> _What you have to do_: Scan the lines below for the word "播放背景音乐". Copy each line you find it in.

> _Supplied entries_:
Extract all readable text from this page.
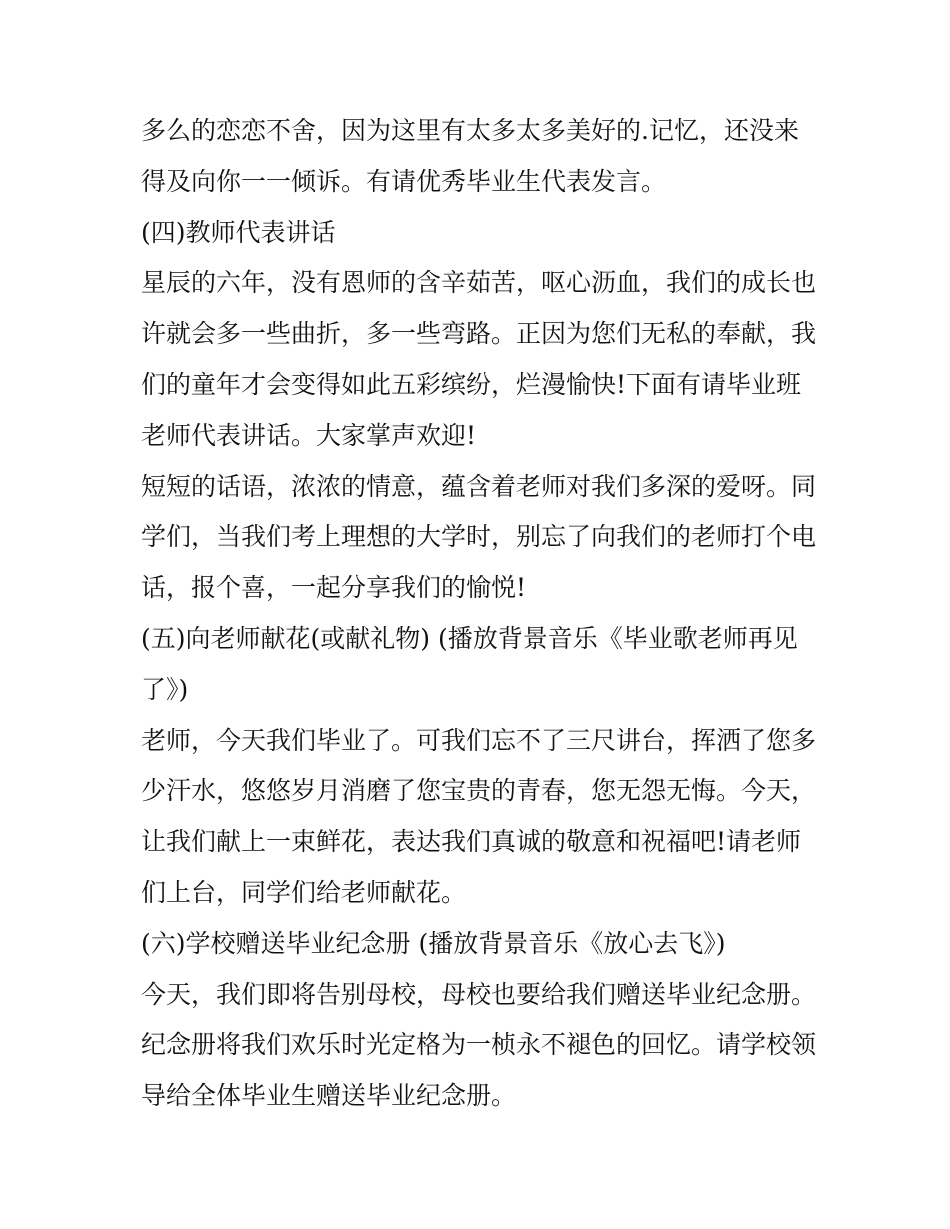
多么的恋恋不舍，因为这里有太多太多美好的.记忆，还没来
得及向你一一倾诉。有请优秀毕业生代表发言。
(四)教师代表讲话
星辰的六年，没有恩师的含辛茹苦，呕心沥血，我们的成长也
许就会多一些曲折，多一些弯路。正因为您们无私的奉献，我
们的童年才会变得如此五彩缤纷，烂漫愉快!下面有请毕业班
老师代表讲话。大家掌声欢迎!
短短的话语，浓浓的情意，蕴含着老师对我们多深的爱呀。同
学们，当我们考上理想的大学时，别忘了向我们的老师打个电
话，报个喜，一起分享我们的愉悦!
(五)向老师献花(或献礼物) (播放背景音乐《毕业歌老师再见
了》)
老师，今天我们毕业了。可我们忘不了三尺讲台，挥洒了您多
少汗水，悠悠岁月消磨了您宝贵的青春，您无怨无悔。今天，
让我们献上一束鲜花，表达我们真诚的敬意和祝福吧!请老师
们上台，同学们给老师献花。
(六)学校赠送毕业纪念册 (播放背景音乐《放心去飞》)
今天，我们即将告别母校，母校也要给我们赠送毕业纪念册。
纪念册将我们欢乐时光定格为一桢永不褪色的回忆。请学校领
导给全体毕业生赠送毕业纪念册。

> _Answer below_:
(五)向老师献花(或献礼物) (播放背景音乐《毕业歌老师再见
(六)学校赠送毕业纪念册 (播放背景音乐《放心去飞》)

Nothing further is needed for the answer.